(Records)
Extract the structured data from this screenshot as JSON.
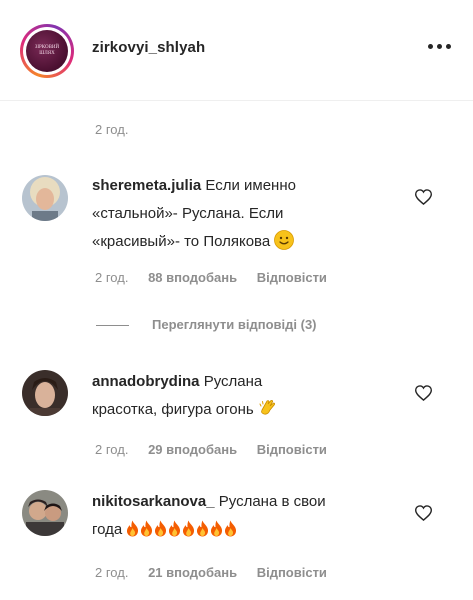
{
  "post": {
    "username": "zirkovyi_shlyah",
    "avatar_text": "ЗІРКОВИЙ ШЛЯХ",
    "more_icon": "ellipsis-icon",
    "caption_time": "2 год."
  },
  "comments": [
    {
      "username": "sheremeta.julia",
      "text_line1": "Если именно",
      "text_line2": "«стальной»- Руслана. Если",
      "text_line3": "«красивый»- то Полякова",
      "emoji": "slightly-smiling-face",
      "time": "2 год.",
      "likes": "88 вподобань",
      "reply": "Відповісти",
      "view_replies": "Переглянути відповіді (3)"
    },
    {
      "username": "annadobrydina",
      "text_line1": "Руслана",
      "text_line2": "красотка, фигура огонь",
      "emoji": "clapping-hands",
      "time": "2 год.",
      "likes": "29 вподобань",
      "reply": "Відповісти"
    },
    {
      "username": "nikitosarkanova_",
      "text_line1": "Руслана в свои",
      "text_line2": "года",
      "emoji": "fire",
      "emoji_count": 8,
      "time": "2 год.",
      "likes": "21 вподобань",
      "reply": "Відповісти"
    }
  ],
  "colors": {
    "text": "#262626",
    "muted": "#8e8e8e",
    "divider": "#efefef",
    "ring_gradient": [
      "#f58529",
      "#dd2a7b",
      "#8134af"
    ]
  }
}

- _Written request_: Without the pictures, write out every entry precisely as it appears.

- _Complete output_:
Extract the structured data from this screenshot as JSON.
{
  "post": {
    "username": "zirkovyi_shlyah",
    "avatar_text": "ЗІРКОВИЙ ШЛЯХ",
    "more_icon": "ellipsis-icon",
    "caption_time": "2 год."
  },
  "comments": [
    {
      "username": "sheremeta.julia",
      "text_line1": "Если именно",
      "text_line2": "«стальной»- Руслана. Если",
      "text_line3": "«красивый»- то Полякова",
      "emoji": "slightly-smiling-face",
      "time": "2 год.",
      "likes": "88 вподобань",
      "reply": "Відповісти",
      "view_replies": "Переглянути відповіді (3)"
    },
    {
      "username": "annadobrydina",
      "text_line1": "Руслана",
      "text_line2": "красотка, фигура огонь",
      "emoji": "clapping-hands",
      "time": "2 год.",
      "likes": "29 вподобань",
      "reply": "Відповісти"
    },
    {
      "username": "nikitosarkanova_",
      "text_line1": "Руслана в свои",
      "text_line2": "года",
      "emoji": "fire",
      "emoji_count": 8,
      "time": "2 год.",
      "likes": "21 вподобань",
      "reply": "Відповісти"
    }
  ],
  "colors": {
    "text": "#262626",
    "muted": "#8e8e8e",
    "divider": "#efefef",
    "ring_gradient": [
      "#f58529",
      "#dd2a7b",
      "#8134af"
    ]
  }
}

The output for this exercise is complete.